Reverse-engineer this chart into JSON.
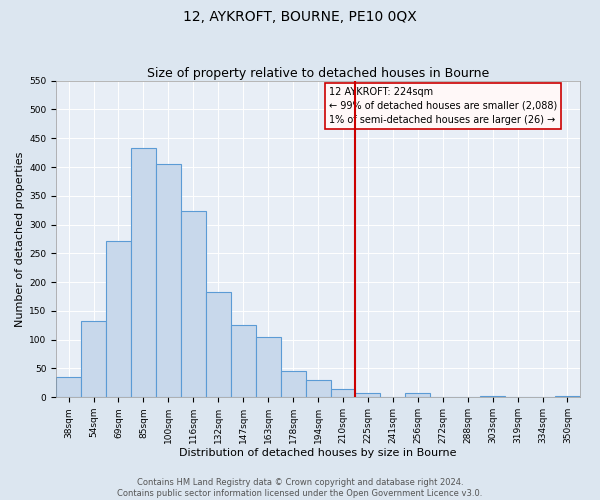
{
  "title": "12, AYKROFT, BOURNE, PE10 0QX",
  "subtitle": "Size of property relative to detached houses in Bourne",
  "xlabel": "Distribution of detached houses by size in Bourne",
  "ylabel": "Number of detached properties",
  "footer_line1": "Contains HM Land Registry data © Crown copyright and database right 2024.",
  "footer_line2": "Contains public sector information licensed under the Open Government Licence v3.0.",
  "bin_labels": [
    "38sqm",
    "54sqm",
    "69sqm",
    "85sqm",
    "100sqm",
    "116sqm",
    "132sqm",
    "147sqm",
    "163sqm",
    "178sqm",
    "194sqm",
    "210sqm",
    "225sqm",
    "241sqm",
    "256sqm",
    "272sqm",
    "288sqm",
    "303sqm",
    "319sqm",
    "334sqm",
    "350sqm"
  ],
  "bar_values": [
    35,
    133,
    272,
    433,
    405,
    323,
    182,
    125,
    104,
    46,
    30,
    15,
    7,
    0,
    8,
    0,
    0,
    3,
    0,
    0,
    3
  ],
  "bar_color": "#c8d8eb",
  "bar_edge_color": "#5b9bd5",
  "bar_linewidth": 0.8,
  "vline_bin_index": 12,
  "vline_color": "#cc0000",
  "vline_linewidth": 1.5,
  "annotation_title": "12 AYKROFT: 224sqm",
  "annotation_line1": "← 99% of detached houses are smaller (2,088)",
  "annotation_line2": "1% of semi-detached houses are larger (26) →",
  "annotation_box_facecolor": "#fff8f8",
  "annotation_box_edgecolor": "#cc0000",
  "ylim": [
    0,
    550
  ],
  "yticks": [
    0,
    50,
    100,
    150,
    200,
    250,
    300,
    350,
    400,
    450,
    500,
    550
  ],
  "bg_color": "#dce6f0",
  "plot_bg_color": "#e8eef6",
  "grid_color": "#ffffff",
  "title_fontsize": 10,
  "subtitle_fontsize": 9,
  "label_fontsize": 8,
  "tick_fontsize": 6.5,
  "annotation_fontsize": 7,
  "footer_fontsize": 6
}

* * *

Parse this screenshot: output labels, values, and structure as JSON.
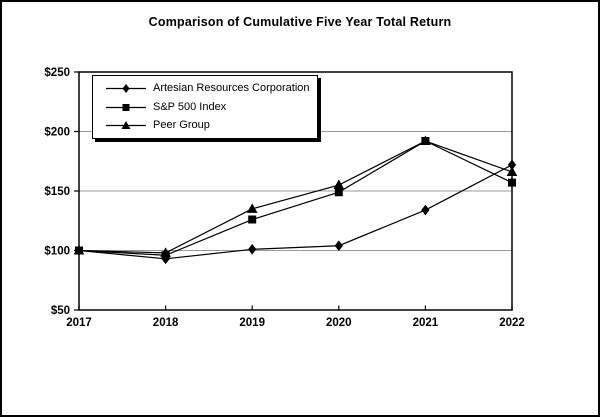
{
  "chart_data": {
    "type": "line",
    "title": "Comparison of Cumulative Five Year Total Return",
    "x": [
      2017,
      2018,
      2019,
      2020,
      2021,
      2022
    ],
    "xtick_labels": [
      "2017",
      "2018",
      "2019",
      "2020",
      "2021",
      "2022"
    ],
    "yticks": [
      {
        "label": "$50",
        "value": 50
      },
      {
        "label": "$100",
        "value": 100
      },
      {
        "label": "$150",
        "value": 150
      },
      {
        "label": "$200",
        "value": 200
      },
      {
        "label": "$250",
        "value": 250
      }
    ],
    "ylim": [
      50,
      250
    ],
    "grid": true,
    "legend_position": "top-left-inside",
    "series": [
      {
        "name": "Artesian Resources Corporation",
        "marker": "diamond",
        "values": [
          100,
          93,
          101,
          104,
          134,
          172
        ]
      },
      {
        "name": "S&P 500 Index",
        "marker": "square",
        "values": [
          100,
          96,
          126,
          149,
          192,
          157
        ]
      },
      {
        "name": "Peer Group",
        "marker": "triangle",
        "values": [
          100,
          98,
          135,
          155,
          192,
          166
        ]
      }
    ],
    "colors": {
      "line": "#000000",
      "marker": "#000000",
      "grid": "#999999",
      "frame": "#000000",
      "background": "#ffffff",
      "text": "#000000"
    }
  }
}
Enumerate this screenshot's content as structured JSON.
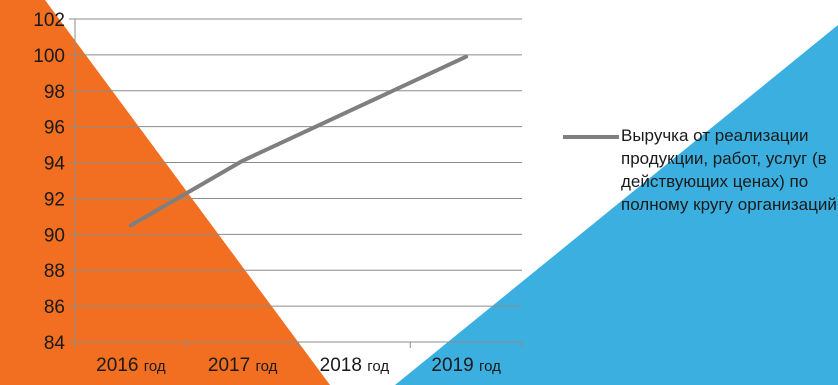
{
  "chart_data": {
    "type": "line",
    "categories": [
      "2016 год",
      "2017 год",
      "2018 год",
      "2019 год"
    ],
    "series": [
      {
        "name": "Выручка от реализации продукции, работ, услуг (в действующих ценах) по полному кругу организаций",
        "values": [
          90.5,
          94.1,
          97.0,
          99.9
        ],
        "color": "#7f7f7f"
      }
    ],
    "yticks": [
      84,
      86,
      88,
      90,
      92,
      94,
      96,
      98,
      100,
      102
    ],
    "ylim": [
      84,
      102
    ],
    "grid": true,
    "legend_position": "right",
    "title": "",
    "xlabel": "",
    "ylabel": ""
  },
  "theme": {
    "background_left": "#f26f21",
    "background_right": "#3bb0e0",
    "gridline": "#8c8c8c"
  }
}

...

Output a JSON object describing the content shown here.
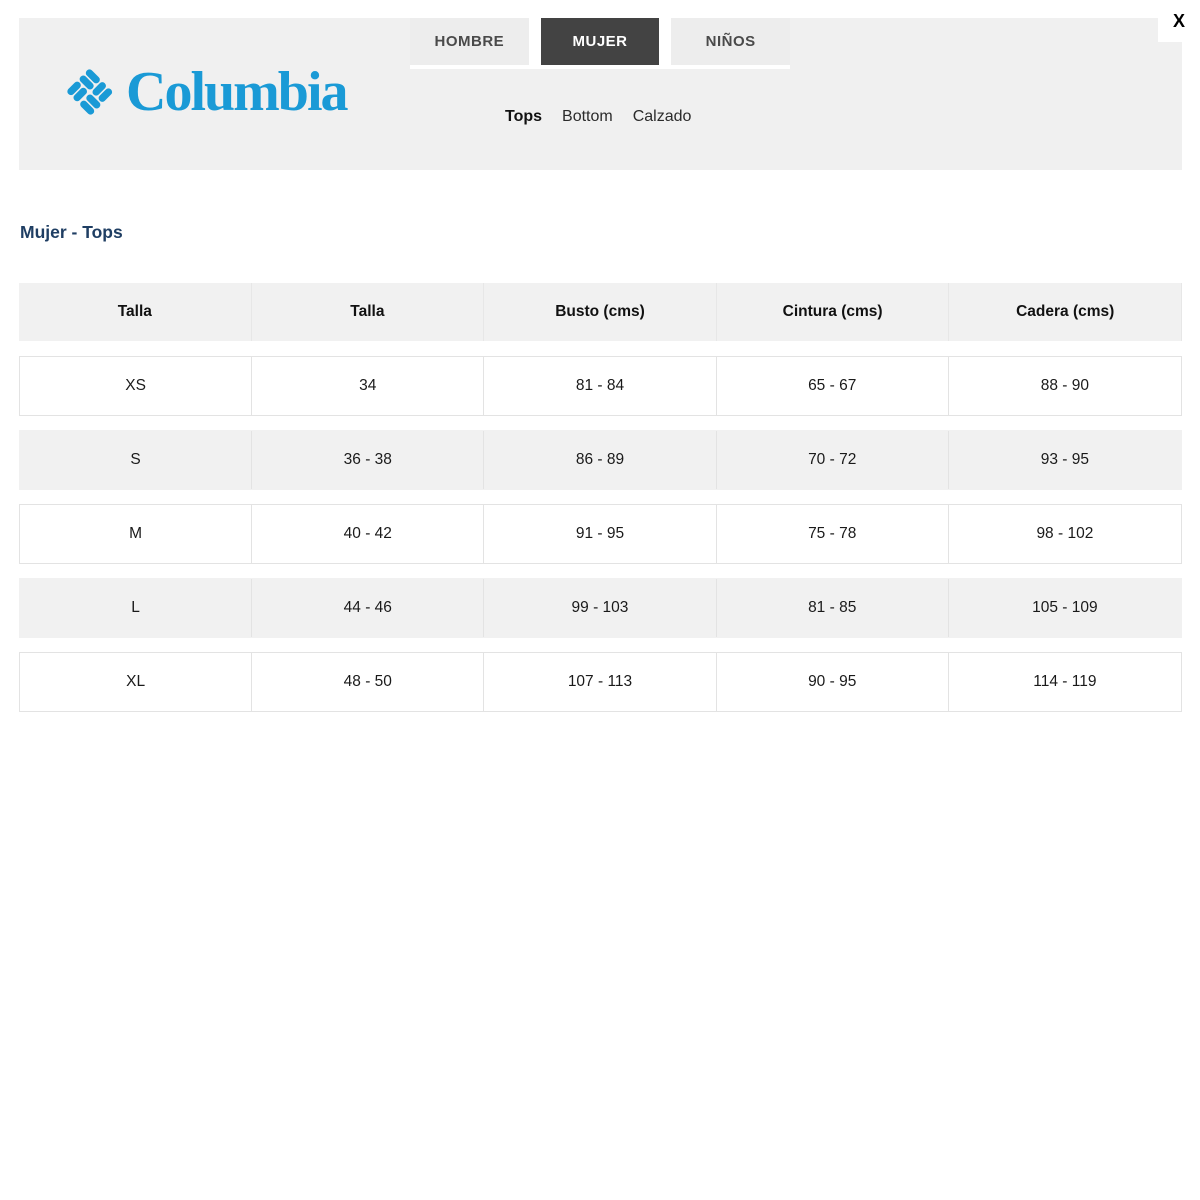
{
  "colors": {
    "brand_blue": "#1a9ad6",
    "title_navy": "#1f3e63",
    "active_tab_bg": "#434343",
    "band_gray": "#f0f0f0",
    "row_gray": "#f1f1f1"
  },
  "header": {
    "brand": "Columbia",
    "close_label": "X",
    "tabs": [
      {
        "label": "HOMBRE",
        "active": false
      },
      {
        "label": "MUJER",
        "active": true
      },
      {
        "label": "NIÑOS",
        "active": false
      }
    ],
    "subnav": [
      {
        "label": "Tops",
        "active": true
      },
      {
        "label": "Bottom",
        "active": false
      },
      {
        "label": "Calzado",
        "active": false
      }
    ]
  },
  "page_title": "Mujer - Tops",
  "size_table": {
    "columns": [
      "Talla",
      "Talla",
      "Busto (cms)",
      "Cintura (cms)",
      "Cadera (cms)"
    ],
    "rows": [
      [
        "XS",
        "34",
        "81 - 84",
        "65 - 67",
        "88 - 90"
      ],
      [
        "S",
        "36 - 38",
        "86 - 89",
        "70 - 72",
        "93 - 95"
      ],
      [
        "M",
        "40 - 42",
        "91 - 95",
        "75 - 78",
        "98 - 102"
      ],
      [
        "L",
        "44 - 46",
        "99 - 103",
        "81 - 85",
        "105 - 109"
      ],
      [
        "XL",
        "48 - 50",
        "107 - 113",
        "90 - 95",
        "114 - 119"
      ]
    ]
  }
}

**TASK STATEMENT:**
Identify every line above with the string "content" in it. Copy those lines.

**FINAL RESULT:**
Enumerate this screenshot's content as structured JSON.
Output a JSON object describing the content shown here.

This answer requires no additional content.